■ **WHAT YOU ARE ASKED TO DO**
Track down each line that has the word "JSON" and copy it.

Extracts from a graphics dataset
## Start
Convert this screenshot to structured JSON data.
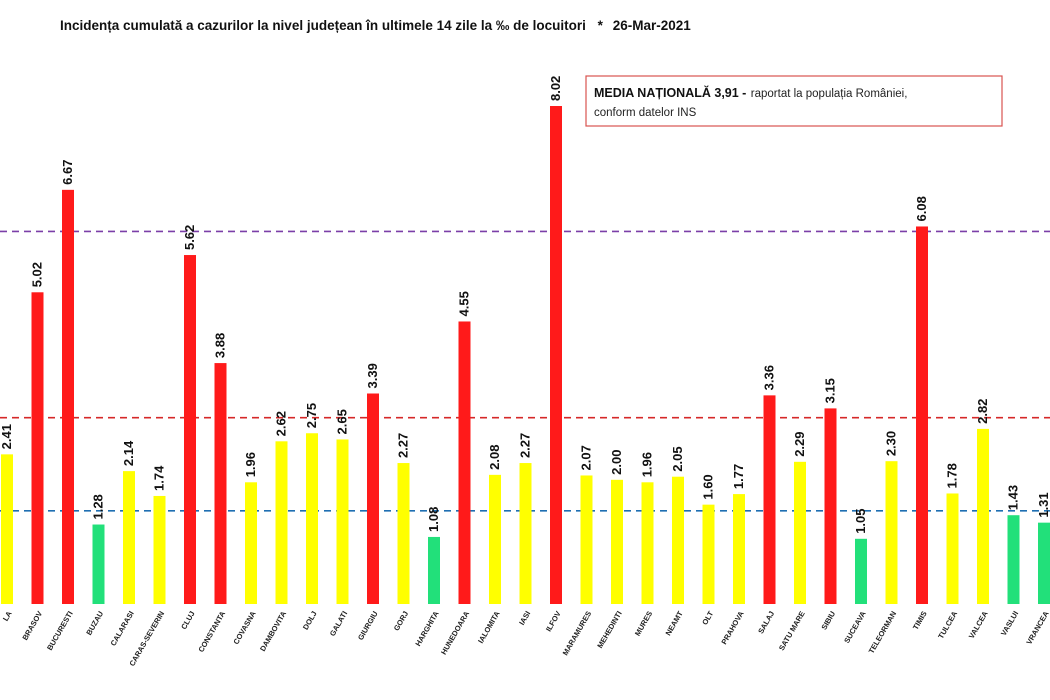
{
  "chart_data": {
    "type": "bar",
    "title": "Incidența cumulată a cazurilor la nivel județean în ultimele 14 zile   la ‰ de locuitori",
    "title_marker": "*",
    "date": "26-Mar-2021",
    "xlabel": "",
    "ylabel": "",
    "ylim": [
      0,
      8.6
    ],
    "grid": false,
    "annotation": {
      "main": "MEDIA NAȚIONALĂ 3,91 -",
      "rest": " raportat la populația României,",
      "line2": "conform datelor INS",
      "border_color": "#d9534f"
    },
    "reference_lines": [
      {
        "value": 6.0,
        "color": "#7b3fa8"
      },
      {
        "value": 3.0,
        "color": "#d62828"
      },
      {
        "value": 1.5,
        "color": "#1f6fb2"
      }
    ],
    "colors": {
      "red": "#ff1a1a",
      "yellow": "#ffff00",
      "green": "#22e07a"
    },
    "categories": [
      "LA",
      "BRASOV",
      "BUCURESTI",
      "BUZAU",
      "CALARASI",
      "CARAS-SEVERIN",
      "CLUJ",
      "CONSTANTA",
      "COVASNA",
      "DAMBOVITA",
      "DOLJ",
      "GALATI",
      "GIURGIU",
      "GORJ",
      "HARGHITA",
      "HUNEDOARA",
      "IALOMITA",
      "IASI",
      "ILFOV",
      "MARAMURES",
      "MEHEDINTI",
      "MURES",
      "NEAMT",
      "OLT",
      "PRAHOVA",
      "SALAJ",
      "SATU MARE",
      "SIBIU",
      "SUCEAVA",
      "TELEORMAN",
      "TIMIS",
      "TULCEA",
      "VALCEA",
      "VASLUI",
      "VRANCEA"
    ],
    "values": [
      2.41,
      5.02,
      6.67,
      1.28,
      2.14,
      1.74,
      5.62,
      3.88,
      1.96,
      2.62,
      2.75,
      2.65,
      3.39,
      2.27,
      1.08,
      4.55,
      2.08,
      2.27,
      8.02,
      2.07,
      2.0,
      1.96,
      2.05,
      1.6,
      1.77,
      3.36,
      2.29,
      3.15,
      1.05,
      2.3,
      6.08,
      1.78,
      2.82,
      1.43,
      1.31
    ],
    "value_labels": [
      "2.41",
      "5.02",
      "6.67",
      "1.28",
      "2.14",
      "1.74",
      "5.62",
      "3.88",
      "1.96",
      "2.62",
      "2.75",
      "2.65",
      "3.39",
      "2.27",
      "1.08",
      "4.55",
      "2.08",
      "2.27",
      "8.02",
      "2.07",
      "2.00",
      "1.96",
      "2.05",
      "1.60",
      "1.77",
      "3.36",
      "2.29",
      "3.15",
      "1.05",
      "2.30",
      "6.08",
      "1.78",
      "2.82",
      "1.43",
      "1.31"
    ]
  }
}
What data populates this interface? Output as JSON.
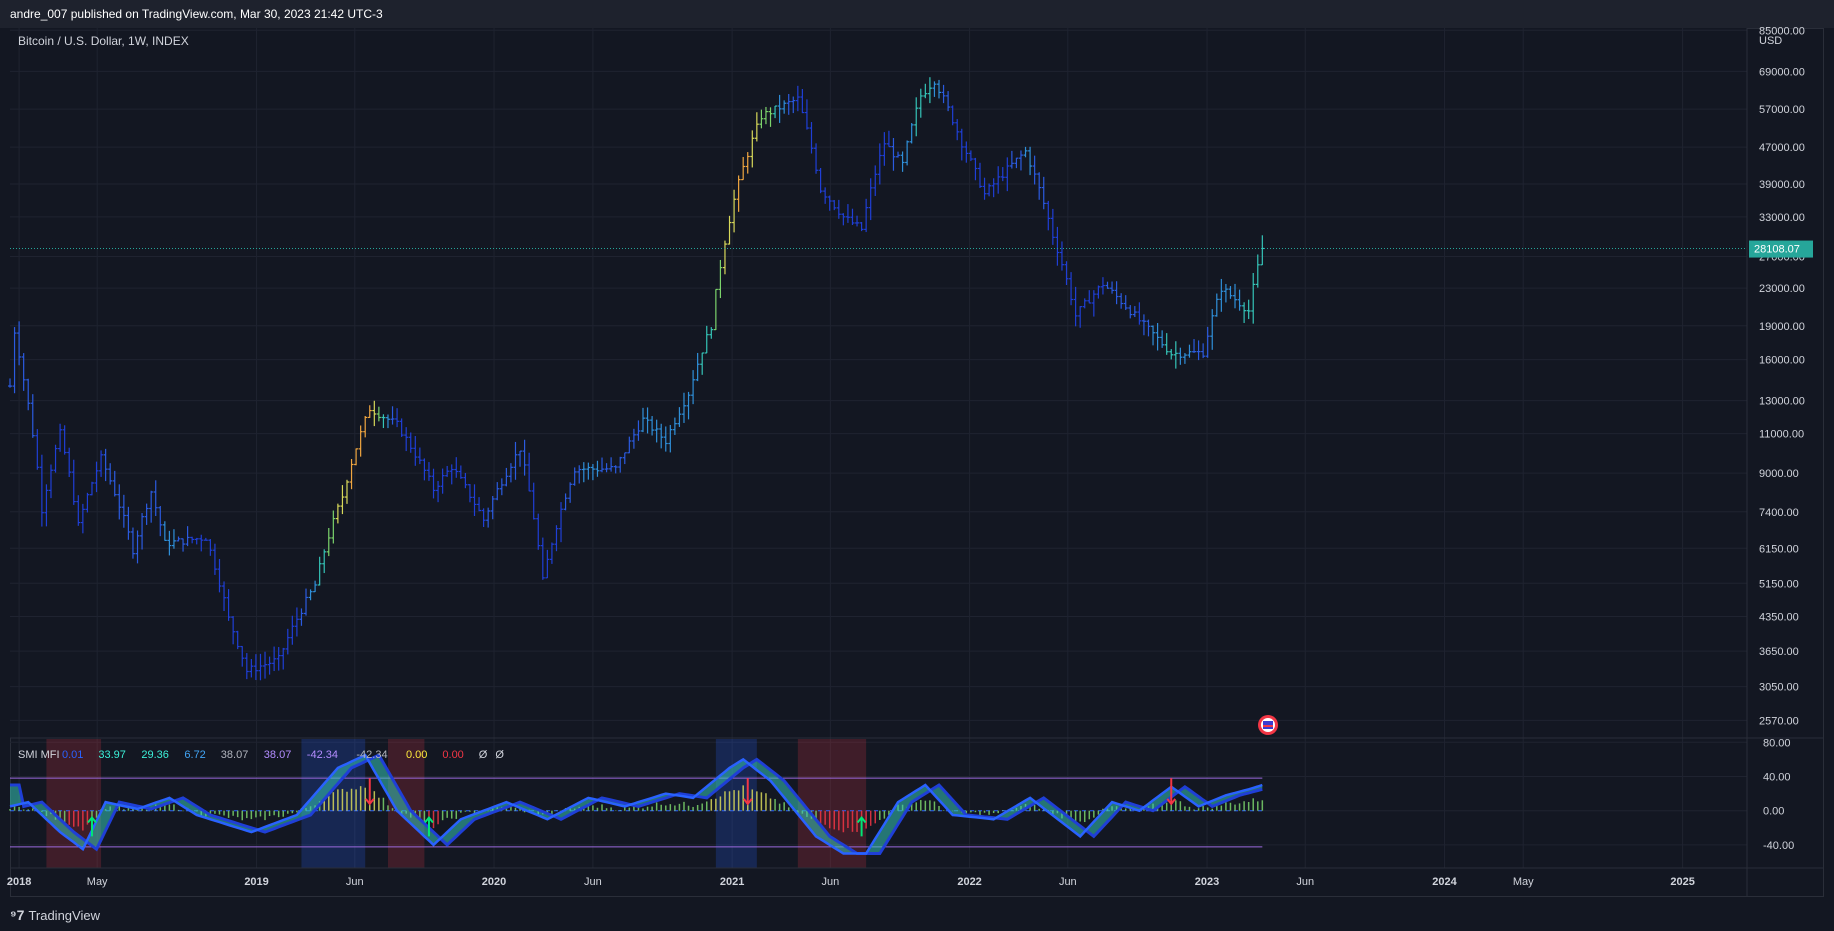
{
  "header": {
    "published_line": "andre_007 published on TradingView.com, Mar 30, 2023 21:42 UTC-3"
  },
  "footer": {
    "logo_text": "TradingView"
  },
  "colors": {
    "background": "#131722",
    "grid": "#1f2330",
    "last_price": "#26a69a",
    "smi_band": "#9c6ade",
    "blue_bar": "#1f3fd6"
  },
  "chart_data": [
    {
      "type": "bar",
      "title": "Bitcoin / U.S. Dollar, 1W, INDEX",
      "scale": "log",
      "currency_label": "USD",
      "yticks": [
        85000,
        69000,
        57000,
        47000,
        39000,
        33000,
        27000,
        23000,
        19000,
        16000,
        13000,
        11000,
        9000,
        7400,
        6150,
        5150,
        4350,
        3650,
        3050,
        2570
      ],
      "ytick_labels": [
        "85000.00",
        "69000.00",
        "57000.00",
        "47000.00",
        "39000.00",
        "33000.00",
        "27000.00",
        "23000.00",
        "19000.00",
        "16000.00",
        "13000.00",
        "11000.00",
        "9000.00",
        "7400.00",
        "6150.00",
        "5150.00",
        "4350.00",
        "3650.00",
        "3050.00",
        "2570.00"
      ],
      "x_labels": [
        "2018",
        "May",
        "2019",
        "Jun",
        "2020",
        "Jun",
        "2021",
        "Jun",
        "2022",
        "Jun",
        "2023",
        "Jun",
        "2024",
        "May",
        "2025"
      ],
      "x_label_dates": [
        "2018-01-01",
        "2018-05-01",
        "2019-01-01",
        "2019-06-01",
        "2020-01-01",
        "2020-06-01",
        "2021-01-01",
        "2021-06-01",
        "2022-01-01",
        "2022-06-01",
        "2023-01-01",
        "2023-06-01",
        "2024-01-01",
        "2024-05-01",
        "2025-01-01"
      ],
      "x_range": [
        "2017-12-18",
        "2025-04-10"
      ],
      "y_range": [
        2350,
        86000
      ],
      "last_price": 28108.07,
      "last_price_label": "28108.07",
      "grid": true,
      "anchor_prices": [
        {
          "date": "2017-12-18",
          "price": 14000
        },
        {
          "date": "2017-12-25",
          "price": 18500
        },
        {
          "date": "2018-01-08",
          "price": 14500
        },
        {
          "date": "2018-02-05",
          "price": 7500
        },
        {
          "date": "2018-03-05",
          "price": 11000
        },
        {
          "date": "2018-04-02",
          "price": 6900
        },
        {
          "date": "2018-05-07",
          "price": 9700
        },
        {
          "date": "2018-06-25",
          "price": 6100
        },
        {
          "date": "2018-07-23",
          "price": 8200
        },
        {
          "date": "2018-08-13",
          "price": 6300
        },
        {
          "date": "2018-10-15",
          "price": 6500
        },
        {
          "date": "2018-11-19",
          "price": 4300
        },
        {
          "date": "2018-12-17",
          "price": 3300
        },
        {
          "date": "2019-02-04",
          "price": 3500
        },
        {
          "date": "2019-04-01",
          "price": 5100
        },
        {
          "date": "2019-05-13",
          "price": 8000
        },
        {
          "date": "2019-06-24",
          "price": 12500
        },
        {
          "date": "2019-08-05",
          "price": 11500
        },
        {
          "date": "2019-09-30",
          "price": 8300
        },
        {
          "date": "2019-10-28",
          "price": 9300
        },
        {
          "date": "2019-12-16",
          "price": 7100
        },
        {
          "date": "2020-02-10",
          "price": 10200
        },
        {
          "date": "2020-03-16",
          "price": 5200
        },
        {
          "date": "2020-05-04",
          "price": 9200
        },
        {
          "date": "2020-07-06",
          "price": 9200
        },
        {
          "date": "2020-08-17",
          "price": 11800
        },
        {
          "date": "2020-09-21",
          "price": 10600
        },
        {
          "date": "2020-10-26",
          "price": 13500
        },
        {
          "date": "2020-11-30",
          "price": 19000
        },
        {
          "date": "2021-01-04",
          "price": 36000
        },
        {
          "date": "2021-02-15",
          "price": 55000
        },
        {
          "date": "2021-04-12",
          "price": 60000
        },
        {
          "date": "2021-05-17",
          "price": 38000
        },
        {
          "date": "2021-06-21",
          "price": 33000
        },
        {
          "date": "2021-07-19",
          "price": 31000
        },
        {
          "date": "2021-08-23",
          "price": 48000
        },
        {
          "date": "2021-09-20",
          "price": 43000
        },
        {
          "date": "2021-10-18",
          "price": 61000
        },
        {
          "date": "2021-11-08",
          "price": 66000
        },
        {
          "date": "2021-12-20",
          "price": 48000
        },
        {
          "date": "2022-01-24",
          "price": 37000
        },
        {
          "date": "2022-03-28",
          "price": 46000
        },
        {
          "date": "2022-05-09",
          "price": 30000
        },
        {
          "date": "2022-06-13",
          "price": 20000
        },
        {
          "date": "2022-07-25",
          "price": 23500
        },
        {
          "date": "2022-09-19",
          "price": 19500
        },
        {
          "date": "2022-11-07",
          "price": 16500
        },
        {
          "date": "2022-12-26",
          "price": 16600
        },
        {
          "date": "2023-01-23",
          "price": 23000
        },
        {
          "date": "2023-03-06",
          "price": 20500
        },
        {
          "date": "2023-03-27",
          "price": 28108
        }
      ]
    },
    {
      "type": "line",
      "title": "SMI MFI",
      "legend_values": [
        {
          "text": "0.01",
          "color": "#2962ff"
        },
        {
          "text": "33.97",
          "color": "#3cf0d8"
        },
        {
          "text": "29.36",
          "color": "#3cf0d8"
        },
        {
          "text": "6.72",
          "color": "#42a5f5"
        },
        {
          "text": "38.07",
          "color": "#b2b5be"
        },
        {
          "text": "38.07",
          "color": "#b38cff"
        },
        {
          "text": "-42.34",
          "color": "#b38cff"
        },
        {
          "text": "-42.34",
          "color": "#b2b5be"
        },
        {
          "text": "0.00",
          "color": "#ffeb3b"
        },
        {
          "text": "0.00",
          "color": "#f23645"
        },
        {
          "text": "Ø",
          "color": "#d1d4dc"
        },
        {
          "text": "Ø",
          "color": "#d1d4dc"
        }
      ],
      "yticks": [
        80,
        40,
        0,
        -40
      ],
      "ytick_labels": [
        "80.00",
        "40.00",
        "0.00",
        "-40.00"
      ],
      "y_range": [
        -67,
        85
      ],
      "upper_band": 38.07,
      "lower_band": -42.34,
      "highlight_zones": [
        {
          "start": "2018-02-12",
          "end": "2018-05-07",
          "kind": "bear"
        },
        {
          "start": "2019-03-11",
          "end": "2019-06-17",
          "kind": "bull"
        },
        {
          "start": "2019-07-22",
          "end": "2019-09-16",
          "kind": "bear"
        },
        {
          "start": "2020-12-07",
          "end": "2021-02-08",
          "kind": "bull"
        },
        {
          "start": "2021-04-12",
          "end": "2021-07-26",
          "kind": "bear"
        }
      ],
      "anchor_values": [
        {
          "date": "2017-12-18",
          "value": 5
        },
        {
          "date": "2018-01-15",
          "value": 10
        },
        {
          "date": "2018-03-05",
          "value": -25
        },
        {
          "date": "2018-04-09",
          "value": -45
        },
        {
          "date": "2018-05-14",
          "value": 10
        },
        {
          "date": "2018-07-02",
          "value": 2
        },
        {
          "date": "2018-08-20",
          "value": 15
        },
        {
          "date": "2018-10-01",
          "value": -5
        },
        {
          "date": "2018-12-24",
          "value": -25
        },
        {
          "date": "2019-03-04",
          "value": -5
        },
        {
          "date": "2019-05-06",
          "value": 50
        },
        {
          "date": "2019-06-17",
          "value": 65
        },
        {
          "date": "2019-08-05",
          "value": 0
        },
        {
          "date": "2019-09-30",
          "value": -40
        },
        {
          "date": "2019-11-11",
          "value": -10
        },
        {
          "date": "2020-01-20",
          "value": 10
        },
        {
          "date": "2020-03-23",
          "value": -10
        },
        {
          "date": "2020-05-25",
          "value": 15
        },
        {
          "date": "2020-07-20",
          "value": 5
        },
        {
          "date": "2020-09-21",
          "value": 20
        },
        {
          "date": "2020-11-02",
          "value": 15
        },
        {
          "date": "2020-12-28",
          "value": 50
        },
        {
          "date": "2021-01-18",
          "value": 60
        },
        {
          "date": "2021-03-01",
          "value": 35
        },
        {
          "date": "2021-05-10",
          "value": -30
        },
        {
          "date": "2021-06-21",
          "value": -50
        },
        {
          "date": "2021-07-26",
          "value": -50
        },
        {
          "date": "2021-09-13",
          "value": 10
        },
        {
          "date": "2021-10-25",
          "value": 30
        },
        {
          "date": "2021-12-06",
          "value": -5
        },
        {
          "date": "2022-02-07",
          "value": -10
        },
        {
          "date": "2022-04-04",
          "value": 15
        },
        {
          "date": "2022-06-20",
          "value": -30
        },
        {
          "date": "2022-08-08",
          "value": 10
        },
        {
          "date": "2022-09-19",
          "value": 0
        },
        {
          "date": "2022-11-07",
          "value": 28
        },
        {
          "date": "2022-12-19",
          "value": 5
        },
        {
          "date": "2023-01-30",
          "value": 18
        },
        {
          "date": "2023-03-06",
          "value": 25
        },
        {
          "date": "2023-03-27",
          "value": 30
        }
      ],
      "arrows_up": [
        "2018-04-23",
        "2019-09-23",
        "2021-07-19"
      ],
      "arrows_down": [
        "2019-06-24",
        "2021-01-25",
        "2022-11-07"
      ]
    }
  ]
}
## End
■ **EXPECTED OUTPUT**
Convert this screenshot to structured JSON data.
What data populates this interface? Output as JSON.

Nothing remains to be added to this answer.